TASK BRIEF. Below are the records; locate each line with the word "Qual" and copy it.

INFORMATION PROVIDED.
==========

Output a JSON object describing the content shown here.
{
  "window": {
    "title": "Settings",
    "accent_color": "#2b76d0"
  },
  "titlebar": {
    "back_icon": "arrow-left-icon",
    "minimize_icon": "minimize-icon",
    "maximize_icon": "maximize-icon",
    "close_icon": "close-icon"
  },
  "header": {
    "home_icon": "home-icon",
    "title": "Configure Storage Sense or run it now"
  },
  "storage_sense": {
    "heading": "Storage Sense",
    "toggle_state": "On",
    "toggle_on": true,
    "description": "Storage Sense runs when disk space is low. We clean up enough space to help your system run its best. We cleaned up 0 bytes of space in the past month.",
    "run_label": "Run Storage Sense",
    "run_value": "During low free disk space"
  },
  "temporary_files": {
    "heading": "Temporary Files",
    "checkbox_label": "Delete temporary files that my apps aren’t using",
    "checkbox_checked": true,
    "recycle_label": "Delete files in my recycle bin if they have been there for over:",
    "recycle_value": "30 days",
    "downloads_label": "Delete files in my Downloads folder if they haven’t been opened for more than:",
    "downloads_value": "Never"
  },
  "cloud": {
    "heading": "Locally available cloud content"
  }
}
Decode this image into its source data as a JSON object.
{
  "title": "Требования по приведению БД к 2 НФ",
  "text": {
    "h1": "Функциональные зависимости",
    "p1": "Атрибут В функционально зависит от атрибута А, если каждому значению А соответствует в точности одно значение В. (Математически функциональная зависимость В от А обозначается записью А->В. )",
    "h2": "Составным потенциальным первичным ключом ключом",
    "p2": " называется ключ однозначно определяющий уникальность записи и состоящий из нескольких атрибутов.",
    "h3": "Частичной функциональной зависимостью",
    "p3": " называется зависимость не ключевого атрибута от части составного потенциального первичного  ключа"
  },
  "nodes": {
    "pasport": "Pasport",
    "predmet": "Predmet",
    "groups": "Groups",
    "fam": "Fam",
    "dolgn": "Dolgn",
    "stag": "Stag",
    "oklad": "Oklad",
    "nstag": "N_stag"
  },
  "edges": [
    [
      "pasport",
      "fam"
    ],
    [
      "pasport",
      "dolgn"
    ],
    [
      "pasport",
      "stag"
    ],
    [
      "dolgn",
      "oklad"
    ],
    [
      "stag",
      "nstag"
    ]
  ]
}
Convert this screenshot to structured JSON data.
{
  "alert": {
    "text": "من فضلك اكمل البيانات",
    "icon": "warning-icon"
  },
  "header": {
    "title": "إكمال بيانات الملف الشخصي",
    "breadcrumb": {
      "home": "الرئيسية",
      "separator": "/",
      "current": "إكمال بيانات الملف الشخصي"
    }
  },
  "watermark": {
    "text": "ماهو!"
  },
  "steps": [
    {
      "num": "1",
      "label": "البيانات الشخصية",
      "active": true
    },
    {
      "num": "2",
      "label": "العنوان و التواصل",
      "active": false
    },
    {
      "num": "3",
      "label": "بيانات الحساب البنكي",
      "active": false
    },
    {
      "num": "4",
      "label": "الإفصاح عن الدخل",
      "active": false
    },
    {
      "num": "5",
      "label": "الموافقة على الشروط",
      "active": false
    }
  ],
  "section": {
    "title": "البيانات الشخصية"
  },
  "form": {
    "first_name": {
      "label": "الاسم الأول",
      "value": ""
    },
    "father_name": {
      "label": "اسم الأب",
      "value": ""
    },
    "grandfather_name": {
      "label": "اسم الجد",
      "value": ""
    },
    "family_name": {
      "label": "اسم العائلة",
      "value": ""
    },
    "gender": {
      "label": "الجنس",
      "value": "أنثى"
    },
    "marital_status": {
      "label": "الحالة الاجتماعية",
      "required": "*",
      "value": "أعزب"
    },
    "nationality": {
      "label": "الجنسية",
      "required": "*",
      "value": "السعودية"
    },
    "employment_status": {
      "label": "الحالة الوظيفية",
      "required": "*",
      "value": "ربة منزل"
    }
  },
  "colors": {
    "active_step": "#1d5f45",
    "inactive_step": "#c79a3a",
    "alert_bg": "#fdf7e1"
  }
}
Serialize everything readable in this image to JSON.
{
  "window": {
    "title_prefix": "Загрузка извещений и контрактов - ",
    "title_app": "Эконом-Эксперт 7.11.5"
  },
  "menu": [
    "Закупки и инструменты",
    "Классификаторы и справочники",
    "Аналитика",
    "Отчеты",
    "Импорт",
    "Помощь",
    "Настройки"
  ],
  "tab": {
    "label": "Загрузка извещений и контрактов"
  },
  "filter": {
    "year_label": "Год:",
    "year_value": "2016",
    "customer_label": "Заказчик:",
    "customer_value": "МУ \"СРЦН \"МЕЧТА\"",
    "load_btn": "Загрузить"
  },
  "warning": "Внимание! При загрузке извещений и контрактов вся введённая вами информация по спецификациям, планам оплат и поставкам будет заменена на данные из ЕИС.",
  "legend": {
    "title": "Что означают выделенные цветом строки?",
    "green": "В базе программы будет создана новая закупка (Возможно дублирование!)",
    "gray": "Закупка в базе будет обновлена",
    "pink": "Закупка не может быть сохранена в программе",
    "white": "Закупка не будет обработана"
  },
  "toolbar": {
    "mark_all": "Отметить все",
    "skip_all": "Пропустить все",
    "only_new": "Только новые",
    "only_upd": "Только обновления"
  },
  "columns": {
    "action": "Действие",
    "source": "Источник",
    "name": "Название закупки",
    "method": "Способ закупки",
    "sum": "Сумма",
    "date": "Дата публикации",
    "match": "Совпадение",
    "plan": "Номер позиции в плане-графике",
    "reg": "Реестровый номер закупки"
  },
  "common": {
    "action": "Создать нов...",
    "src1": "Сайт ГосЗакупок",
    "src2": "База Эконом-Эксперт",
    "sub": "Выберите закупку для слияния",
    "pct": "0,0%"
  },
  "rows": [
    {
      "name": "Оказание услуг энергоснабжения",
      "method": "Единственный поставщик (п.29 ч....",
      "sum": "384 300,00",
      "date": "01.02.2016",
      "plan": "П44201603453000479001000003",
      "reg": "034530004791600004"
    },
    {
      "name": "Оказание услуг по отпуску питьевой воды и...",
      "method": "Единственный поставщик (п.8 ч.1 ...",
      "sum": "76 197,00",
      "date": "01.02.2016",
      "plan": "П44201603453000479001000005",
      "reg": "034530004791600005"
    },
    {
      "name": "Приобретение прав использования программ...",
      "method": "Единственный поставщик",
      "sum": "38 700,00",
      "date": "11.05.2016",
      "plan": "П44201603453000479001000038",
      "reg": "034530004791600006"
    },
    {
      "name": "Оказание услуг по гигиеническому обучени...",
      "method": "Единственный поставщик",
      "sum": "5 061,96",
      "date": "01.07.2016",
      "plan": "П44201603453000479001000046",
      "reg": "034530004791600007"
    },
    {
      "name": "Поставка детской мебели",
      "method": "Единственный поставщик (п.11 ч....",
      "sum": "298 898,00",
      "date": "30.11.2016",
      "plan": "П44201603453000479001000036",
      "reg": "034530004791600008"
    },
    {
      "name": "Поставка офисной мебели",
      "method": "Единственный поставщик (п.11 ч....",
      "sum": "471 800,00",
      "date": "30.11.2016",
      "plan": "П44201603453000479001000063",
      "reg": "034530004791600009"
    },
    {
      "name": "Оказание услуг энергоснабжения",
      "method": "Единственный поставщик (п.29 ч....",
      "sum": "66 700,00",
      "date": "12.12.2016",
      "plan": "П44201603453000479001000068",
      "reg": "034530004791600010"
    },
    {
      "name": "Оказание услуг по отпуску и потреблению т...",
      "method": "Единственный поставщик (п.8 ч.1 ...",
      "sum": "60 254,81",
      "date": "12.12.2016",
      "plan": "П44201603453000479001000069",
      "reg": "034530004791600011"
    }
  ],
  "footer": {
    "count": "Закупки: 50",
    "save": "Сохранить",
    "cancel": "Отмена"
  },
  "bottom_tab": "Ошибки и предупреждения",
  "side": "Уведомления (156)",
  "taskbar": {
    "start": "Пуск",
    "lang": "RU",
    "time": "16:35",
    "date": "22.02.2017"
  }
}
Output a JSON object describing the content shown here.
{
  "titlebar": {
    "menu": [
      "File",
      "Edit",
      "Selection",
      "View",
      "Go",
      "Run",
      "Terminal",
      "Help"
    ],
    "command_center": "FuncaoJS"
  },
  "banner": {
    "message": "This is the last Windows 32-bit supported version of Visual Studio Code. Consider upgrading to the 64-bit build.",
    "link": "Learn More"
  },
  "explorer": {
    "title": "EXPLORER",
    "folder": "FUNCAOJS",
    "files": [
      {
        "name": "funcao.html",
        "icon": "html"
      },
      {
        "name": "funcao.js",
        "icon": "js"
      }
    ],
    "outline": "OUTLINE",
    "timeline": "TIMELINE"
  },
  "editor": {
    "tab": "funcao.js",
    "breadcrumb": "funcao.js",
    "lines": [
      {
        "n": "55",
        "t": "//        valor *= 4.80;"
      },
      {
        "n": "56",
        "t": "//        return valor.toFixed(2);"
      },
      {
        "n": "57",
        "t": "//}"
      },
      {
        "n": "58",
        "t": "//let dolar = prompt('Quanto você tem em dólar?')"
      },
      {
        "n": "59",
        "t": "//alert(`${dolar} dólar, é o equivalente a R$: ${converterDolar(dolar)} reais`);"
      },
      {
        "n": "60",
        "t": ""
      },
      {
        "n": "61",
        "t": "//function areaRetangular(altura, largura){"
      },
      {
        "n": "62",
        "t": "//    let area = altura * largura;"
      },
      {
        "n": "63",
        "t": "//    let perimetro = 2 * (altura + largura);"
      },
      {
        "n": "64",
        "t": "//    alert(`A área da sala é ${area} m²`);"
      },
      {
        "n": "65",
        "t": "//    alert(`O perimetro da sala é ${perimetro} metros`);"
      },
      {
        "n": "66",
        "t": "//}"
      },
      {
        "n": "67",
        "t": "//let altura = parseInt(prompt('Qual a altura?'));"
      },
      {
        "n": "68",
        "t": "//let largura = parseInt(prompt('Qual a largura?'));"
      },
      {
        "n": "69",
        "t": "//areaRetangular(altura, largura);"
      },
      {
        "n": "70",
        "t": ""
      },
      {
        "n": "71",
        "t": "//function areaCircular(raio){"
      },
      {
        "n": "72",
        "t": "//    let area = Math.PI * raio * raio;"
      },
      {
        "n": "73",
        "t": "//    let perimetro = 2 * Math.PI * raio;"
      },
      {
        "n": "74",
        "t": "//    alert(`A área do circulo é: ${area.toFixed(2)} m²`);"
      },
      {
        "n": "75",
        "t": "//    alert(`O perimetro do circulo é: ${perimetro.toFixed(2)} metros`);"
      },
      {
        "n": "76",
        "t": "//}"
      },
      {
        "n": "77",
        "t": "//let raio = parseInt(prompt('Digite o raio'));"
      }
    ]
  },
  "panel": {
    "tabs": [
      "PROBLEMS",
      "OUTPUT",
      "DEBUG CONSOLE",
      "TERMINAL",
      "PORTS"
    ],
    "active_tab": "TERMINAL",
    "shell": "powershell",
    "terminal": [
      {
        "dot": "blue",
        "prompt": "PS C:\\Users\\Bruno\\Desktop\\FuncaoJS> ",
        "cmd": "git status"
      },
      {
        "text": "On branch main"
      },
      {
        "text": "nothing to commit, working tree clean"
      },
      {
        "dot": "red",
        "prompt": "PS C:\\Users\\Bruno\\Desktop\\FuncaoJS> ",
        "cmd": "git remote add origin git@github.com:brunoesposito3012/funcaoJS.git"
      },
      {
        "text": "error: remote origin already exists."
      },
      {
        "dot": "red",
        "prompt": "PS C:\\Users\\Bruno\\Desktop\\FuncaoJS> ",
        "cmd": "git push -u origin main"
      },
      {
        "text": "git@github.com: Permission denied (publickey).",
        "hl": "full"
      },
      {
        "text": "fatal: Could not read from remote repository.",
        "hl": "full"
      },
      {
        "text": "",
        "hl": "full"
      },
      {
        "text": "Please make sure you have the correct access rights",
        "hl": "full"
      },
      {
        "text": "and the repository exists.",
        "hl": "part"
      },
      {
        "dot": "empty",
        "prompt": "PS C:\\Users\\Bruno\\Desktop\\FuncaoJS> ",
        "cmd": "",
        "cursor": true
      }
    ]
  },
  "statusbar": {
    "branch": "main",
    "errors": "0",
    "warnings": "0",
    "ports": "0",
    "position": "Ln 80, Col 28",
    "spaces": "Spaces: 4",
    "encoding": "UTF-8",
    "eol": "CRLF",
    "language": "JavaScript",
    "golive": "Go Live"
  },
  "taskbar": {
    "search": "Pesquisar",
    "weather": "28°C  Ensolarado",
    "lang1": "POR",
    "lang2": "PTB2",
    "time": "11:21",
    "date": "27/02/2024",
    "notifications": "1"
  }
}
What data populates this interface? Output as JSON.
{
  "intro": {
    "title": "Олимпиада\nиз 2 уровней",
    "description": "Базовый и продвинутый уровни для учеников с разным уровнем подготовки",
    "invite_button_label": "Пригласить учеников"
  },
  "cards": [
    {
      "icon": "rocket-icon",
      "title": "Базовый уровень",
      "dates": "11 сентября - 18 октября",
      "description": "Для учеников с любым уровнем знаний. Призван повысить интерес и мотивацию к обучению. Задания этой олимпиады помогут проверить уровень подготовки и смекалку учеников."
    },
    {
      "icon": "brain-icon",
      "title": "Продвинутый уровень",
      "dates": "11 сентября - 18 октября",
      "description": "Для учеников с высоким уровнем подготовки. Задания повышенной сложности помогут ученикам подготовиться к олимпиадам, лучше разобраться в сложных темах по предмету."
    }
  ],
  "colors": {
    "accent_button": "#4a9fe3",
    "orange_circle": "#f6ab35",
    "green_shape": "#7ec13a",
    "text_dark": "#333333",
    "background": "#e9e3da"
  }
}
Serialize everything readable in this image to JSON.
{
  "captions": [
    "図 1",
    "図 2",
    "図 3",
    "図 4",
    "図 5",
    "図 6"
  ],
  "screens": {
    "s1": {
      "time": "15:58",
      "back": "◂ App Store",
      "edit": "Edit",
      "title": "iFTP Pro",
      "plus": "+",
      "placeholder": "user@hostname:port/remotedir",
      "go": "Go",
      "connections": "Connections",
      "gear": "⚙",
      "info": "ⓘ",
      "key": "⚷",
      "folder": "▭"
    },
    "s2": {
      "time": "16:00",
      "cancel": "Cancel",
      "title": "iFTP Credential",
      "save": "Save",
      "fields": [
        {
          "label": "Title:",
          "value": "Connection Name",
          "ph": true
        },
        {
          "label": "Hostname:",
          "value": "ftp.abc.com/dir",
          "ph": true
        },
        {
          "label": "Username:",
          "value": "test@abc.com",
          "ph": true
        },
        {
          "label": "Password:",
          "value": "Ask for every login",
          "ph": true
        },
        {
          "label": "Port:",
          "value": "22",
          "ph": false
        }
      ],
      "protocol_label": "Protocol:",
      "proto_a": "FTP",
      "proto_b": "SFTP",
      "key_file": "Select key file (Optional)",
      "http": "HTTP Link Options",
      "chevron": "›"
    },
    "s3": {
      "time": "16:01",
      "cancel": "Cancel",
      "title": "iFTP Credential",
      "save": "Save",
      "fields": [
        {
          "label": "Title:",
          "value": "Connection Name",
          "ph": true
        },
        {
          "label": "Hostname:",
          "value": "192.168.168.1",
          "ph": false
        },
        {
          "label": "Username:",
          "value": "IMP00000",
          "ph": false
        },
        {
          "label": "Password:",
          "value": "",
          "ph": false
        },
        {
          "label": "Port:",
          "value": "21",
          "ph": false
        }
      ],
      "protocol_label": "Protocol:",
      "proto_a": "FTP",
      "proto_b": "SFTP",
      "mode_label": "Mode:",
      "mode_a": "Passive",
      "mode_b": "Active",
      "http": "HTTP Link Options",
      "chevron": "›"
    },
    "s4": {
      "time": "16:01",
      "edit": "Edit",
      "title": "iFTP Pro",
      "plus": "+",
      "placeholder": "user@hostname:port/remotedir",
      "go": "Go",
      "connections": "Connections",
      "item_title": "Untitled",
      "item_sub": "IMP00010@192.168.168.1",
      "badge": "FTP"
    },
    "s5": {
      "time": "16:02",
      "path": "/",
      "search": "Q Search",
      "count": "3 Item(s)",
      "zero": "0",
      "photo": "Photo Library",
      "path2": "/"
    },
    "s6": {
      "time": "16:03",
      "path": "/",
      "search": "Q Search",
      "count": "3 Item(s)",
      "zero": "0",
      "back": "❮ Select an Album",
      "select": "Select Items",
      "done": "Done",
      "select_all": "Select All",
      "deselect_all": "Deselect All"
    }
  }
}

==========

OUTPUT OF THE TASK.
        "t": "//let altura = parseInt(prompt('Qual a altura?'));"
        "t": "//let largura = parseInt(prompt('Qual a largura?'));"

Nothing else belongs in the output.